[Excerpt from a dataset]
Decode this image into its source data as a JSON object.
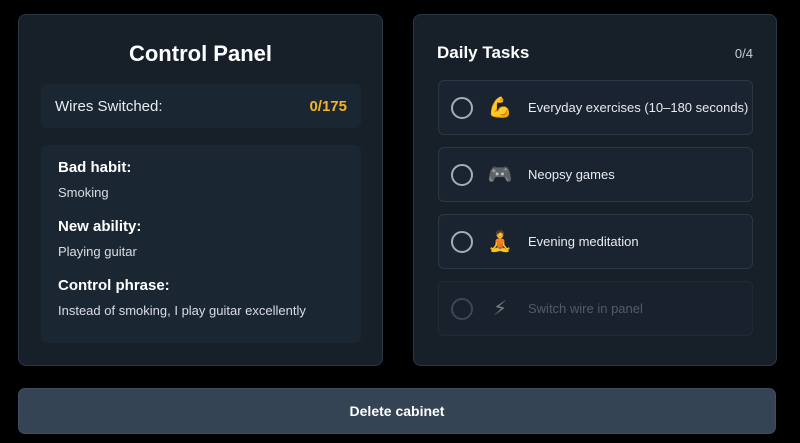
{
  "control_panel": {
    "title": "Control Panel",
    "wires_label": "Wires Switched:",
    "wires_value": "0/175",
    "bad_habit_label": "Bad habit:",
    "bad_habit_value": "Smoking",
    "new_ability_label": "New ability:",
    "new_ability_value": "Playing guitar",
    "control_phrase_label": "Control phrase:",
    "control_phrase_value": "Instead of smoking, I play guitar excellently"
  },
  "daily_tasks": {
    "title": "Daily Tasks",
    "count": "0/4",
    "items": [
      {
        "icon": "flexed-biceps-icon",
        "glyph": "💪",
        "label": "Everyday exercises (10–180 seconds)",
        "completed": false,
        "disabled": false
      },
      {
        "icon": "game-controller-icon",
        "glyph": "🎮",
        "label": "Neopsy games",
        "completed": false,
        "disabled": false
      },
      {
        "icon": "meditation-icon",
        "glyph": "🧘",
        "label": "Evening meditation",
        "completed": false,
        "disabled": false
      },
      {
        "icon": "lightning-icon",
        "glyph": "⚡",
        "label": "Switch wire in panel",
        "completed": false,
        "disabled": true
      }
    ]
  },
  "actions": {
    "delete_label": "Delete cabinet"
  },
  "colors": {
    "accent": "#f5b324",
    "panel_bg": "#172029",
    "button_bg": "#344454"
  }
}
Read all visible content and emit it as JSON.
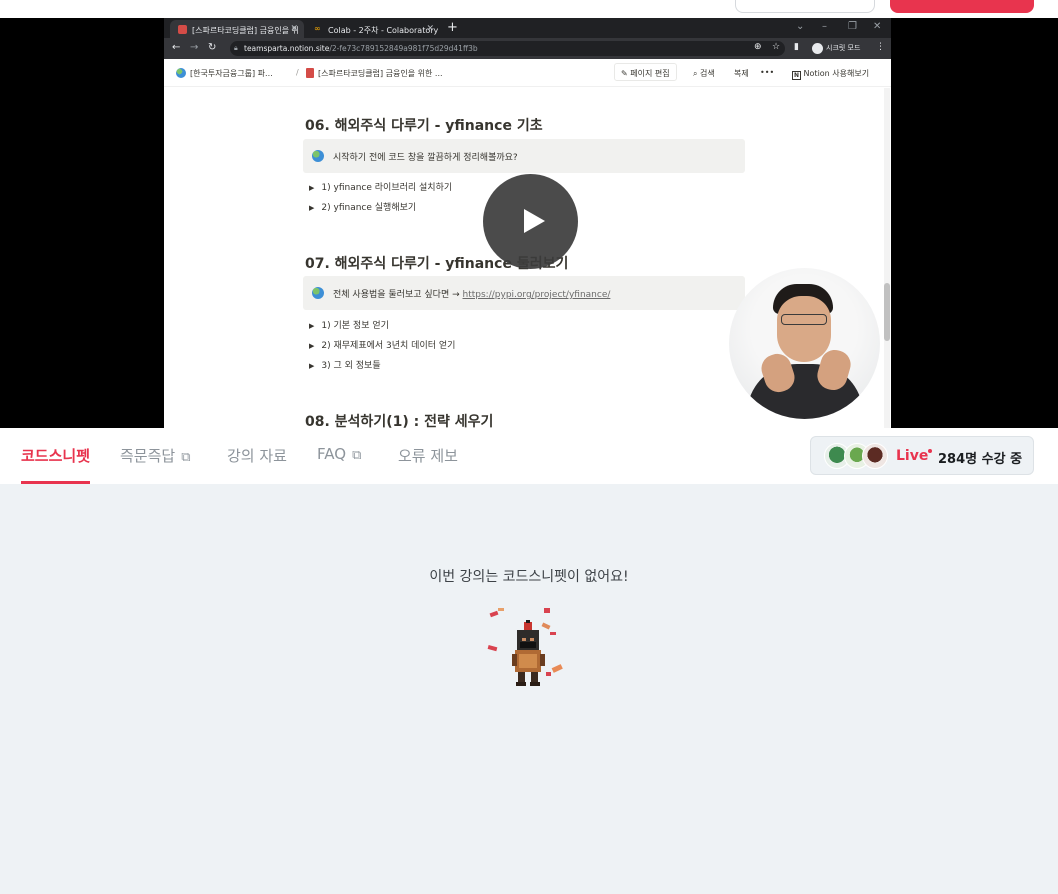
{
  "browser": {
    "tabs": [
      {
        "title": "[스파르타코딩클럽] 금융인을 위",
        "active": true
      },
      {
        "title": "Colab - 2주차 - Colaboratory",
        "active": false
      }
    ],
    "url_host": "teamsparta.notion.site",
    "url_path": "/2-fe73c789152849a981f75d29d41ff3b",
    "incognito_label": "시크릿 모드"
  },
  "notion": {
    "breadcrumb": [
      "[한국투자금융그룹] 파...",
      "[스파르타코딩클럽] 금융인을 위한 ..."
    ],
    "edit_label": "페이지 편집",
    "search_label": "검색",
    "duplicate_label": "복제",
    "more_label": "•••",
    "try_label": "Notion 사용해보기",
    "sections": [
      {
        "title": "06. 해외주식 다루기 - yfinance 기초",
        "callout": "시작하기 전에 코드 창을 깔끔하게 정리해볼까요?",
        "toggles": [
          "1) yfinance 라이브러리 설치하기",
          "2) yfinance 실행해보기"
        ]
      },
      {
        "title": "07. 해외주식 다루기 - yfinance 둘러보기",
        "callout": "전체 사용법을 둘러보고 싶다면 →",
        "callout_link": "https://pypi.org/project/yfinance/",
        "toggles": [
          "1) 기본 정보 얻기",
          "2) 재무제표에서 3년치 데이터 얻기",
          "3) 그 외 정보들"
        ]
      },
      {
        "title": "08. 분석하기(1) : 전략 세우기"
      }
    ]
  },
  "tabs": {
    "items": [
      {
        "label": "코드스니펫",
        "active": true,
        "external": false
      },
      {
        "label": "즉문즉답",
        "active": false,
        "external": true
      },
      {
        "label": "강의 자료",
        "active": false,
        "external": false
      },
      {
        "label": "FAQ",
        "active": false,
        "external": true
      },
      {
        "label": "오류 제보",
        "active": false,
        "external": false
      }
    ]
  },
  "live": {
    "label": "Live",
    "count_text": "284명 수강 중"
  },
  "empty_state": {
    "message": "이번 강의는 코드스니펫이 없어요!"
  },
  "colors": {
    "accent": "#e8344e",
    "background": "#eef2f5",
    "tab_inactive": "#8d949b"
  }
}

_STATED PROBLEM_.
Omit the pictures. Transcribe every record exactly.

_EXERCISE RESULT_.
Decode this image into its source data as a JSON object.
{
  "control_panel": {
    "title": "Control Panel",
    "wires_label": "Wires Switched:",
    "wires_value": "0/175",
    "bad_habit_label": "Bad habit:",
    "bad_habit_value": "Smoking",
    "new_ability_label": "New ability:",
    "new_ability_value": "Playing guitar",
    "control_phrase_label": "Control phrase:",
    "control_phrase_value": "Instead of smoking, I play guitar excellently"
  },
  "daily_tasks": {
    "title": "Daily Tasks",
    "count": "0/4",
    "items": [
      {
        "icon": "flexed-biceps-icon",
        "glyph": "💪",
        "label": "Everyday exercises (10–180 seconds)",
        "completed": false,
        "disabled": false
      },
      {
        "icon": "game-controller-icon",
        "glyph": "🎮",
        "label": "Neopsy games",
        "completed": false,
        "disabled": false
      },
      {
        "icon": "meditation-icon",
        "glyph": "🧘",
        "label": "Evening meditation",
        "completed": false,
        "disabled": false
      },
      {
        "icon": "lightning-icon",
        "glyph": "⚡",
        "label": "Switch wire in panel",
        "completed": false,
        "disabled": true
      }
    ]
  },
  "actions": {
    "delete_label": "Delete cabinet"
  },
  "colors": {
    "accent": "#f5b324",
    "panel_bg": "#172029",
    "button_bg": "#344454"
  }
}
Read all visible content and emit it as JSON.
{
  "browser": {
    "tabs": [
      {
        "title": "[스파르타코딩클럽] 금융인을 위",
        "active": true
      },
      {
        "title": "Colab - 2주차 - Colaboratory",
        "active": false
      }
    ],
    "url_host": "teamsparta.notion.site",
    "url_path": "/2-fe73c789152849a981f75d29d41ff3b",
    "incognito_label": "시크릿 모드"
  },
  "notion": {
    "breadcrumb": [
      "[한국투자금융그룹] 파...",
      "[스파르타코딩클럽] 금융인을 위한 ..."
    ],
    "edit_label": "페이지 편집",
    "search_label": "검색",
    "duplicate_label": "복제",
    "more_label": "•••",
    "try_label": "Notion 사용해보기",
    "sections": [
      {
        "title": "06. 해외주식 다루기 - yfinance 기초",
        "callout": "시작하기 전에 코드 창을 깔끔하게 정리해볼까요?",
        "toggles": [
          "1) yfinance 라이브러리 설치하기",
          "2) yfinance 실행해보기"
        ]
      },
      {
        "title": "07. 해외주식 다루기 - yfinance 둘러보기",
        "callout": "전체 사용법을 둘러보고 싶다면 →",
        "callout_link": "https://pypi.org/project/yfinance/",
        "toggles": [
          "1) 기본 정보 얻기",
          "2) 재무제표에서 3년치 데이터 얻기",
          "3) 그 외 정보들"
        ]
      },
      {
        "title": "08. 분석하기(1) : 전략 세우기"
      }
    ]
  },
  "tabs": {
    "items": [
      {
        "label": "코드스니펫",
        "active": true,
        "external": false
      },
      {
        "label": "즉문즉답",
        "active": false,
        "external": true
      },
      {
        "label": "강의 자료",
        "active": false,
        "external": false
      },
      {
        "label": "FAQ",
        "active": false,
        "external": true
      },
      {
        "label": "오류 제보",
        "active": false,
        "external": false
      }
    ]
  },
  "live": {
    "label": "Live",
    "count_text": "284명 수강 중"
  },
  "empty_state": {
    "message": "이번 강의는 코드스니펫이 없어요!"
  },
  "colors": {
    "accent": "#e8344e",
    "background": "#eef2f5",
    "tab_inactive": "#8d949b"
  }
}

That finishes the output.